** What is being asked **
Copy the records below word for word, leaving out the pictures.

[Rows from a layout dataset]
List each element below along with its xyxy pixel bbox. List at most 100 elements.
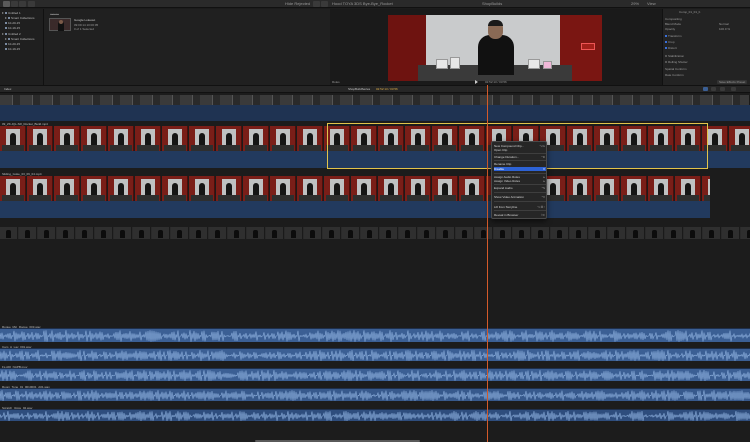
filmstrip-frame — [297, 176, 323, 201]
filmstrip-frame — [108, 126, 134, 151]
menu-item-disable[interactable]: Disable V — [494, 167, 546, 171]
library-item[interactable]: Smart Collections — [5, 16, 35, 20]
library-item[interactable]: Untitled 1 — [2, 11, 21, 15]
inspector-title: Comp_01_01_b — [679, 10, 701, 14]
library-item[interactable]: 10-19-15 — [5, 47, 20, 51]
presenter — [478, 35, 514, 75]
clip-appearance-icon[interactable] — [703, 87, 708, 91]
stabilization-row[interactable]: Stabilization — [665, 54, 684, 58]
audio-clip[interactable] — [0, 409, 750, 422]
library-icon — [5, 33, 7, 35]
transform-row[interactable]: Transform — [665, 34, 682, 38]
checkbox-icon[interactable] — [665, 47, 667, 49]
filmstrip-frame — [703, 227, 721, 239]
filmstrip-frame — [95, 227, 113, 239]
menu-item-expand-audio[interactable]: Expand Audio ^S — [494, 186, 546, 190]
filmstrip-frame — [190, 227, 208, 239]
checkbox-icon[interactable] — [665, 35, 667, 37]
menu-separator — [494, 173, 546, 174]
blend-mode-select[interactable]: Normal — [719, 22, 729, 26]
top-audio-lane[interactable] — [0, 105, 750, 121]
library-toggle-icon[interactable] — [3, 1, 10, 7]
audio-clip[interactable] — [0, 328, 750, 342]
titles-icon[interactable] — [19, 1, 26, 7]
filmstrip-frame — [270, 176, 296, 201]
filmstrip-frame — [57, 227, 75, 239]
play-icon[interactable] — [475, 80, 478, 84]
filmstrip-view-icon[interactable] — [313, 1, 320, 7]
filmstrip-frame — [243, 176, 269, 201]
filter-dropdown[interactable]: Hide Rejected — [285, 1, 310, 7]
filmstrip-frame — [627, 227, 645, 239]
filmstrip-frame — [216, 176, 242, 201]
broll-clip-strip[interactable] — [0, 227, 750, 239]
opacity-field[interactable]: 100.0 % — [719, 27, 730, 31]
waveform — [0, 350, 750, 361]
filmstrip-frame — [475, 227, 493, 239]
top-connected-clip[interactable] — [0, 95, 750, 105]
skimming-icon[interactable] — [711, 87, 716, 91]
product-box — [543, 61, 552, 69]
filmstrip-frame — [665, 227, 683, 239]
spatial-conform-row[interactable]: Spatial Conform — [665, 67, 687, 71]
menu-item-open-clip[interactable]: Open Clip — [494, 148, 546, 152]
filmstrip-frame — [152, 227, 170, 239]
menu-item-lift-from-storyline[interactable]: Lift from Storyline ⌥⌘↑ — [494, 205, 546, 209]
filmstrip-frame — [684, 227, 702, 239]
filmstrip-frame — [513, 227, 531, 239]
rate-conform-row[interactable]: Rate Conform — [665, 73, 684, 77]
crop-row[interactable]: Crop — [665, 40, 675, 44]
filmstrip-frame — [567, 176, 593, 201]
save-effects-preset-button[interactable]: Save Effects Preset — [717, 80, 748, 84]
library-item[interactable]: 10-20-15 — [5, 21, 20, 25]
library-item[interactable]: Smart Collections — [5, 37, 35, 41]
audio-clip[interactable] — [0, 348, 750, 361]
filmstrip-frame — [189, 126, 215, 151]
clip-thumbnail[interactable] — [49, 18, 71, 31]
snapping-icon[interactable] — [720, 87, 725, 91]
checkbox-icon[interactable] — [665, 61, 667, 63]
audio-clip[interactable] — [0, 368, 750, 382]
filmstrip-frame — [323, 227, 341, 239]
filmstrip-frame — [675, 176, 701, 201]
disclosure-triangle-icon[interactable] — [2, 12, 4, 14]
library-item[interactable]: 10-20-15 — [5, 42, 20, 46]
filmstrip-frame — [171, 227, 189, 239]
menu-item-assign-video-roles[interactable]: Assign Video Roles ▸ — [494, 179, 546, 183]
checkbox-icon[interactable] — [665, 41, 667, 43]
menu-item-rename-clip[interactable]: Rename Clip — [494, 162, 546, 166]
disclosure-triangle-icon[interactable] — [5, 17, 7, 19]
product-box — [450, 57, 460, 69]
disclosure-triangle-icon[interactable] — [5, 38, 7, 40]
filmstrip-frame — [648, 176, 674, 201]
top-toolbar: Hide Rejected Hood TOYA 3DS Bye-Bye_Rock… — [0, 0, 750, 8]
audio-clip[interactable] — [0, 388, 750, 401]
playhead[interactable] — [487, 85, 488, 442]
video-clip-strip[interactable] — [0, 176, 710, 201]
clip-title: Google Lokeout — [74, 18, 96, 22]
menu-item-show-video-animation[interactable]: Show Video Animation ^V — [494, 195, 546, 199]
folder-icon — [8, 17, 10, 19]
filmstrip-frame — [399, 227, 417, 239]
disclosure-triangle-icon[interactable] — [2, 33, 4, 35]
library-item[interactable]: Untitled 2 — [2, 32, 21, 36]
index-button[interactable]: Index — [4, 87, 11, 91]
import-icon[interactable] — [28, 1, 35, 7]
audio-skimming-icon[interactable] — [731, 87, 736, 91]
library-item[interactable]: 10-19-15 — [5, 26, 20, 30]
filmstrip-frame — [494, 227, 512, 239]
view-dropdown[interactable]: View — [647, 1, 656, 7]
filmstrip-frame — [551, 227, 569, 239]
photos-icon[interactable] — [11, 1, 18, 7]
distort-row[interactable]: Distort — [665, 46, 677, 50]
filmstrip-frame — [405, 176, 431, 201]
zoom-dropdown[interactable]: 29% — [631, 1, 639, 7]
checkbox-icon[interactable] — [665, 55, 667, 57]
menu-item-reveal-in-browser[interactable]: Reveal in Browser ⇧F — [494, 213, 546, 217]
on-screen-sign — [581, 43, 595, 50]
menu-item-change-duration[interactable]: Change Duration... ^D — [494, 155, 546, 159]
list-view-icon[interactable] — [321, 1, 328, 7]
rolling-shutter-row[interactable]: Rolling Shutter — [665, 60, 688, 64]
viewer-frame[interactable] — [388, 15, 602, 81]
clip-audio[interactable] — [0, 201, 710, 218]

** Solution for this problem **
List each element below along with its xyxy pixel bbox. List at most 100 elements.
filmstrip-frame — [297, 176, 323, 201]
filmstrip-frame — [108, 126, 134, 151]
menu-item-disable[interactable]: Disable V — [494, 167, 546, 171]
library-item[interactable]: Smart Collections — [5, 16, 35, 20]
library-item[interactable]: Untitled 1 — [2, 11, 21, 15]
inspector-title: Comp_01_01_b — [679, 10, 701, 14]
library-item[interactable]: 10-19-15 — [5, 47, 20, 51]
presenter — [478, 35, 514, 75]
clip-appearance-icon[interactable] — [703, 87, 708, 91]
stabilization-row[interactable]: Stabilization — [665, 54, 684, 58]
audio-clip[interactable] — [0, 409, 750, 422]
library-icon — [5, 33, 7, 35]
transform-row[interactable]: Transform — [665, 34, 682, 38]
checkbox-icon[interactable] — [665, 47, 667, 49]
filmstrip-frame — [703, 227, 721, 239]
filmstrip-frame — [95, 227, 113, 239]
menu-item-expand-audio[interactable]: Expand Audio ^S — [494, 186, 546, 190]
filmstrip-frame — [190, 227, 208, 239]
checkbox-icon[interactable] — [665, 35, 667, 37]
menu-separator — [494, 173, 546, 174]
blend-mode-select[interactable]: Normal — [719, 22, 729, 26]
top-audio-lane[interactable] — [0, 105, 750, 121]
library-toggle-icon[interactable] — [3, 1, 10, 7]
audio-clip[interactable] — [0, 328, 750, 342]
titles-icon[interactable] — [19, 1, 26, 7]
filmstrip-frame — [270, 176, 296, 201]
filmstrip-frame — [57, 227, 75, 239]
play-icon[interactable] — [475, 80, 478, 84]
filmstrip-view-icon[interactable] — [313, 1, 320, 7]
filmstrip-frame — [243, 176, 269, 201]
filter-dropdown[interactable]: Hide Rejected — [285, 1, 310, 7]
filmstrip-frame — [627, 227, 645, 239]
filmstrip-frame — [216, 176, 242, 201]
broll-clip-strip[interactable] — [0, 227, 750, 239]
opacity-field[interactable]: 100.0 % — [719, 27, 730, 31]
waveform — [0, 350, 750, 361]
filmstrip-frame — [475, 227, 493, 239]
top-connected-clip[interactable] — [0, 95, 750, 105]
skimming-icon[interactable] — [711, 87, 716, 91]
product-box — [543, 61, 552, 69]
filmstrip-frame — [665, 227, 683, 239]
spatial-conform-row[interactable]: Spatial Conform — [665, 67, 687, 71]
menu-item-open-clip[interactable]: Open Clip — [494, 148, 546, 152]
filmstrip-frame — [152, 227, 170, 239]
menu-item-lift-from-storyline[interactable]: Lift from Storyline ⌥⌘↑ — [494, 205, 546, 209]
filmstrip-frame — [684, 227, 702, 239]
filmstrip-frame — [513, 227, 531, 239]
rate-conform-row[interactable]: Rate Conform — [665, 73, 684, 77]
crop-row[interactable]: Crop — [665, 40, 675, 44]
filmstrip-frame — [567, 176, 593, 201]
save-effects-preset-button[interactable]: Save Effects Preset — [717, 80, 748, 84]
library-item[interactable]: 10-20-15 — [5, 21, 20, 25]
library-item[interactable]: Smart Collections — [5, 37, 35, 41]
audio-clip[interactable] — [0, 348, 750, 361]
filmstrip-frame — [189, 126, 215, 151]
clip-thumbnail[interactable] — [49, 18, 71, 31]
snapping-icon[interactable] — [720, 87, 725, 91]
checkbox-icon[interactable] — [665, 61, 667, 63]
audio-clip[interactable] — [0, 368, 750, 382]
filmstrip-frame — [323, 227, 341, 239]
filmstrip-frame — [675, 176, 701, 201]
disclosure-triangle-icon[interactable] — [2, 12, 4, 14]
library-item[interactable]: 10-20-15 — [5, 42, 20, 46]
filmstrip-frame — [171, 227, 189, 239]
menu-item-assign-video-roles[interactable]: Assign Video Roles ▸ — [494, 179, 546, 183]
checkbox-icon[interactable] — [665, 41, 667, 43]
menu-item-rename-clip[interactable]: Rename Clip — [494, 162, 546, 166]
disclosure-triangle-icon[interactable] — [5, 17, 7, 19]
product-box — [450, 57, 460, 69]
disclosure-triangle-icon[interactable] — [5, 38, 7, 40]
filmstrip-frame — [648, 176, 674, 201]
top-toolbar: Hide Rejected Hood TOYA 3DS Bye-Bye_Rock… — [0, 0, 750, 8]
audio-clip[interactable] — [0, 388, 750, 401]
playhead[interactable] — [487, 85, 488, 442]
video-clip-strip[interactable] — [0, 176, 710, 201]
clip-title: Google Lokeout — [74, 18, 96, 22]
menu-item-show-video-animation[interactable]: Show Video Animation ^V — [494, 195, 546, 199]
folder-icon — [8, 17, 10, 19]
filmstrip-frame — [399, 227, 417, 239]
disclosure-triangle-icon[interactable] — [2, 33, 4, 35]
library-item[interactable]: Untitled 2 — [2, 32, 21, 36]
index-button[interactable]: Index — [4, 87, 11, 91]
import-icon[interactable] — [28, 1, 35, 7]
audio-skimming-icon[interactable] — [731, 87, 736, 91]
library-item[interactable]: 10-19-15 — [5, 26, 20, 30]
filmstrip-frame — [494, 227, 512, 239]
view-dropdown[interactable]: View — [647, 1, 656, 7]
filmstrip-frame — [551, 227, 569, 239]
photos-icon[interactable] — [11, 1, 18, 7]
distort-row[interactable]: Distort — [665, 46, 677, 50]
filmstrip-frame — [405, 176, 431, 201]
zoom-dropdown[interactable]: 29% — [631, 1, 639, 7]
checkbox-icon[interactable] — [665, 55, 667, 57]
menu-item-reveal-in-browser[interactable]: Reveal in Browser ⇧F — [494, 213, 546, 217]
on-screen-sign — [581, 43, 595, 50]
menu-item-change-duration[interactable]: Change Duration... ^D — [494, 155, 546, 159]
list-view-icon[interactable] — [321, 1, 328, 7]
rolling-shutter-row[interactable]: Rolling Shutter — [665, 60, 688, 64]
viewer-frame[interactable] — [388, 15, 602, 81]
clip-audio[interactable] — [0, 201, 710, 218]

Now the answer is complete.